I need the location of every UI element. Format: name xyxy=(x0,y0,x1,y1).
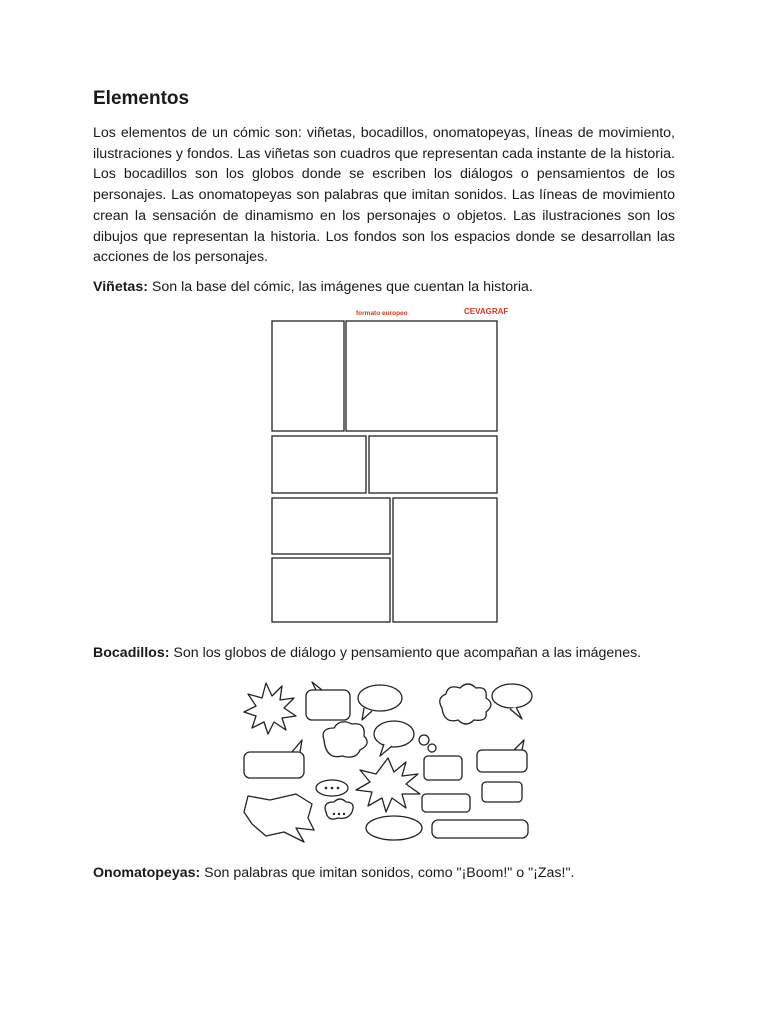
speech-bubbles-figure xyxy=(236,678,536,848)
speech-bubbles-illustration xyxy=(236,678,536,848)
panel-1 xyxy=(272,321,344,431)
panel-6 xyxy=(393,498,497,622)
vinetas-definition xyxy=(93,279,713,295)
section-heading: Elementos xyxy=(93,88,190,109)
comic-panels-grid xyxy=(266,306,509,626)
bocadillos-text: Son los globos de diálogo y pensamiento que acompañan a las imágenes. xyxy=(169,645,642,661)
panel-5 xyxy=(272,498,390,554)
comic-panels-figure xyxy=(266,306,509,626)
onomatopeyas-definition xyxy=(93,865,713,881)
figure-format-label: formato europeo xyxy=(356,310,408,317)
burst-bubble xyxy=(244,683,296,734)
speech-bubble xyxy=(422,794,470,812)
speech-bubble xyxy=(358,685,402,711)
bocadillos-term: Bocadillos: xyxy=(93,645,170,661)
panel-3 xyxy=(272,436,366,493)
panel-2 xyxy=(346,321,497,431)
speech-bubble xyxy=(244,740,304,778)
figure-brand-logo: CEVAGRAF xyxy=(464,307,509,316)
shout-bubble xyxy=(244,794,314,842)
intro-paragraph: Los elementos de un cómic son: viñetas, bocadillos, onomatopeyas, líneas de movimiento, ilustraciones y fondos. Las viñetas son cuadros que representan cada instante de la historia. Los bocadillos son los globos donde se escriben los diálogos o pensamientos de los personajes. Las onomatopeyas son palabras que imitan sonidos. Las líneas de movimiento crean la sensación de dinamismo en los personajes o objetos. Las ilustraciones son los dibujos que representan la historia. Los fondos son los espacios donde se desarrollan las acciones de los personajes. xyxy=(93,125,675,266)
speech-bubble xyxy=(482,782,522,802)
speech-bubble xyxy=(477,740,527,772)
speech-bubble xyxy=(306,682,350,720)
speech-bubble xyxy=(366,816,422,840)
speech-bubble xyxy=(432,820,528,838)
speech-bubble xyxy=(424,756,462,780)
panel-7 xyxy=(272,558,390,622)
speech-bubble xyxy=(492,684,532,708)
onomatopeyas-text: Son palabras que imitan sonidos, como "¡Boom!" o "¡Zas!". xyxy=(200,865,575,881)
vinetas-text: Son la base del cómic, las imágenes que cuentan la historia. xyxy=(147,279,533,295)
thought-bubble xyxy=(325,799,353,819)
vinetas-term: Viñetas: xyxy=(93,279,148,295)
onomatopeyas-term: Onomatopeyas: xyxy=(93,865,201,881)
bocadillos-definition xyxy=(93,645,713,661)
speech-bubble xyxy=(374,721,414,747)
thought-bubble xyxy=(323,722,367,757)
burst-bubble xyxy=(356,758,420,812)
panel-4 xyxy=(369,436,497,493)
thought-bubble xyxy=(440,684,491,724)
------------------------------------------------------------------------
→ **TASK ITEM**: Every entry above should be given again exactly, with no images included.

→ **ANSWER**:
I need the location of every UI element. Format: name xyxy=(x0,y0,x1,y1).
speech-bubbles-figure xyxy=(236,678,536,848)
speech-bubbles-illustration xyxy=(236,678,536,848)
panel-1 xyxy=(272,321,344,431)
panel-6 xyxy=(393,498,497,622)
vinetas-definition xyxy=(93,279,713,295)
section-heading: Elementos xyxy=(93,88,190,109)
comic-panels-grid xyxy=(266,306,509,626)
bocadillos-text: Son los globos de diálogo y pensamiento que acompañan a las imágenes. xyxy=(169,645,642,661)
panel-5 xyxy=(272,498,390,554)
comic-panels-figure xyxy=(266,306,509,626)
onomatopeyas-definition xyxy=(93,865,713,881)
figure-format-label: formato europeo xyxy=(356,310,408,317)
burst-bubble xyxy=(244,683,296,734)
speech-bubble xyxy=(422,794,470,812)
speech-bubble xyxy=(358,685,402,711)
bocadillos-term: Bocadillos: xyxy=(93,645,170,661)
panel-3 xyxy=(272,436,366,493)
panel-2 xyxy=(346,321,497,431)
speech-bubble xyxy=(244,740,304,778)
figure-brand-logo: CEVAGRAF xyxy=(464,307,509,316)
shout-bubble xyxy=(244,794,314,842)
intro-paragraph: Los elementos de un cómic son: viñetas, bocadillos, onomatopeyas, líneas de movimiento, ilustraciones y fondos. Las viñetas son cuadros que representan cada instante de la historia. Los bocadillos son los globos donde se escriben los diálogos o pensamientos de los personajes. Las onomatopeyas son palabras que imitan sonidos. Las líneas de movimiento crean la sensación de dinamismo en los personajes o objetos. Las ilustraciones son los dibujos que representan la historia. Los fondos son los espacios donde se desarrollan las acciones de los personajes. xyxy=(93,125,675,266)
speech-bubble xyxy=(482,782,522,802)
speech-bubble xyxy=(477,740,527,772)
speech-bubble xyxy=(306,682,350,720)
speech-bubble xyxy=(366,816,422,840)
speech-bubble xyxy=(432,820,528,838)
speech-bubble xyxy=(424,756,462,780)
panel-7 xyxy=(272,558,390,622)
speech-bubble xyxy=(492,684,532,708)
onomatopeyas-text: Son palabras que imitan sonidos, como "¡Boom!" o "¡Zas!". xyxy=(200,865,575,881)
vinetas-text: Son la base del cómic, las imágenes que cuentan la historia. xyxy=(147,279,533,295)
thought-bubble xyxy=(325,799,353,819)
vinetas-term: Viñetas: xyxy=(93,279,148,295)
onomatopeyas-term: Onomatopeyas: xyxy=(93,865,201,881)
bocadillos-definition xyxy=(93,645,713,661)
speech-bubble xyxy=(374,721,414,747)
thought-bubble xyxy=(323,722,367,757)
burst-bubble xyxy=(356,758,420,812)
panel-4 xyxy=(369,436,497,493)
thought-bubble xyxy=(440,684,491,724)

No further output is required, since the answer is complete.